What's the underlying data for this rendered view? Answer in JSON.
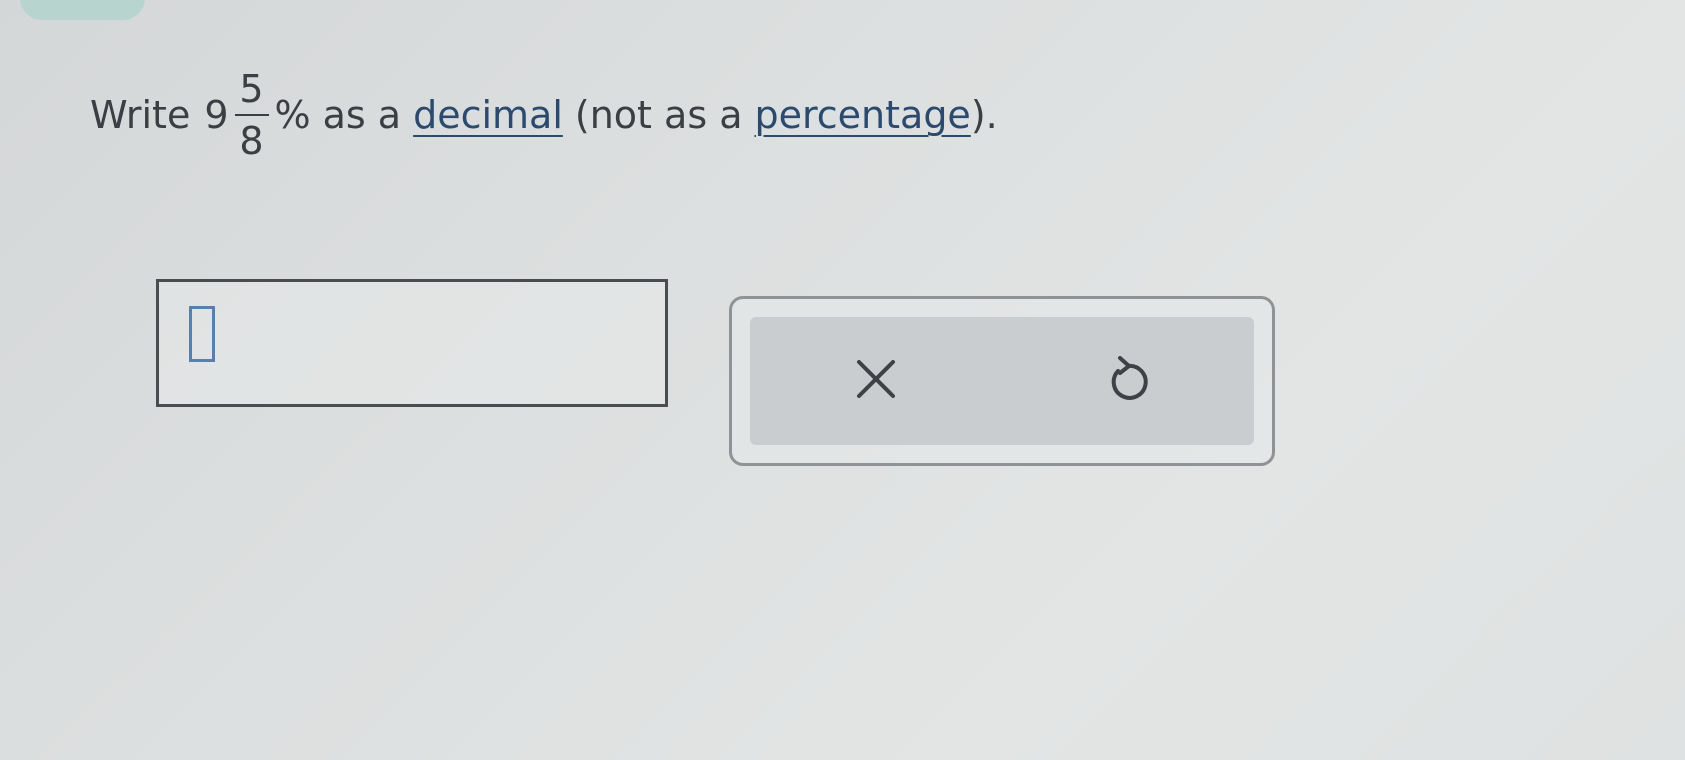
{
  "question": {
    "prefix": "Write",
    "whole_number": "9",
    "fraction_numerator": "5",
    "fraction_denominator": "8",
    "percent_sign": "%",
    "middle_text": "as a",
    "link_decimal": "decimal",
    "open_paren_text": "(not as a",
    "link_percentage": "percentage",
    "suffix": ")."
  },
  "answer": {
    "value": ""
  },
  "actions": {
    "clear_icon": "x-icon",
    "undo_icon": "undo-icon"
  },
  "colors": {
    "link": "#2b4a6e",
    "cursor": "#5a7fa8",
    "panel_bg": "#c9cdd0",
    "tab": "#b7d4cf"
  }
}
□ □ □ □ □ □ □
Set exercise
Find every line holding the word "icon"; give their count and nothing else.

Written response
2